-- Testo mostrato --

Cass. pen. Sez. II, Sent., (ud. 29-01-2013) 10-04-2013, n. 16345

Sentenza scelta dal dott. Domenico Cirasole direttore del sito giuridico http://www.gadit.it/




Svolgimento del processo

P.A., sottoposto a procedimento penale per la violazione dell’art. 81 cpv., art. 629, n. 2, in relazione all’art. 628 c.p., comma 3, n. 3 bis, art. 61 c.p., nn. 5 e 11, con sentenza 17.2.2011 è stato condannato dal Tribunale di Napoli alla pena di anni tre, mesi sei di reclusione e 900,00 Euro di multa, ritenute le attenuanti generiche prevalenti alle circostanze aggravanti.

La Corte d’Appello di Napoli, adita dalla difesa dell’imputato in sede di gravame, ha confermato la condanna irrogata in primo grado, pronunciando sentenza 6.12.2011 che viene qui impugnata per le seguenti ragioni:

p. 1.) ex art. 606 c.p.p., comma 1, lett. e), vizio di motivazione in ordine alla affermazione della penale responsabilità dell’imputato.

p. 2.) ex art. 606 c.p.p., comma 1, lett. e), vizio di motivazione poichè è stata rigettata la richiesta di procedere alla rinnovazione della istruttoria dibattimentale al fine di procedere alla escussione della madre dell’imputato con conseguente violazione dell’art. 603 c.p.p., e art. 393 c.p..

p. 3.) ex art. 606 c.p.p., comma 1, lett. b), erronea applicazione dell’attenuante di cui all’art. 62 c.p., n. 4;

p. 4.) ex art. 606 c.p.p., comma 1, lett. e), vizio di motivazione in relazione alla richiesta di rideterminazione della pena e dell’aumento per la continuazione.

-- Compito scritto 1 --
Nella sentenza, a quale pena il Tribunale di Napoli ha condannato P.A.?
-- Compito scritto 2 --
Inserisci in una tabella Markdown con le colonne «Numero» e «Voce» le righe dell'elenco che vanno dall'inizio fino a quella contenente "legend-label: フィリピン (1304, 368, 1509, 414)", compresa. Numera ogni riga e tralascia quelle vuote.

-- Elenco dati --
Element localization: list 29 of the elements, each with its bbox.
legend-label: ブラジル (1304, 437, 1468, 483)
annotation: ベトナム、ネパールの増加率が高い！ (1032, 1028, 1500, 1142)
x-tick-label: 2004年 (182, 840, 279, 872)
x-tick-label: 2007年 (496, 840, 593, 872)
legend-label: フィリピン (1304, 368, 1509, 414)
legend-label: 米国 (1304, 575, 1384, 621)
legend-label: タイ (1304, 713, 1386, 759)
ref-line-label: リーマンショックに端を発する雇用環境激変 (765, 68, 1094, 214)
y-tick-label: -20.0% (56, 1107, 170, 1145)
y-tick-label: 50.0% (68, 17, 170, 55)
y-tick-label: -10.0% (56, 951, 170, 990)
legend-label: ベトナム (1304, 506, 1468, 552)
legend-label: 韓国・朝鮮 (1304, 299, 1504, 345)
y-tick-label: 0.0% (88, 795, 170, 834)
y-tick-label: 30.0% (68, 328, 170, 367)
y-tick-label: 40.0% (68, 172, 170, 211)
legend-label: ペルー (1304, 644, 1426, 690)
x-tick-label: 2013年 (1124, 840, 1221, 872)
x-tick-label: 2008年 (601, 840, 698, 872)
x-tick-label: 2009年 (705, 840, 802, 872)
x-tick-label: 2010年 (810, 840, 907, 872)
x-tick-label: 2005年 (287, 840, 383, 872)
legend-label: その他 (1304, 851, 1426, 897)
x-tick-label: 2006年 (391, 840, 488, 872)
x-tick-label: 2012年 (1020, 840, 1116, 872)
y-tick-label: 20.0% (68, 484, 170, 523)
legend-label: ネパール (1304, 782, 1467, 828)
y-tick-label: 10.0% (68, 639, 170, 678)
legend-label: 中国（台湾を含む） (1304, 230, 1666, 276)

-- Risultato esercizio 1 --
A tre anni e sei mesi di reclusione e a 900,00 euro di multa.

-- Risultato esercizio 2 --
| Numero | Voce |
|---|---|
| 1 | Element localization: list 29 of the elements, each with its bbox. |
| 2 | legend-label: ブラジル (1304, 437, 1468, 483) |
| 3 | annotation: ベトナム、ネパールの増加率が高い！ (1032, 1028, 1500, 1142) |
| 4 | x-tick-label: 2004年 (182, 840, 279, 872) |
| 5 | x-tick-label: 2007年 (496, 840, 593, 872) |
| 6 | legend-label: フィリピン (1304, 368, 1509, 414) |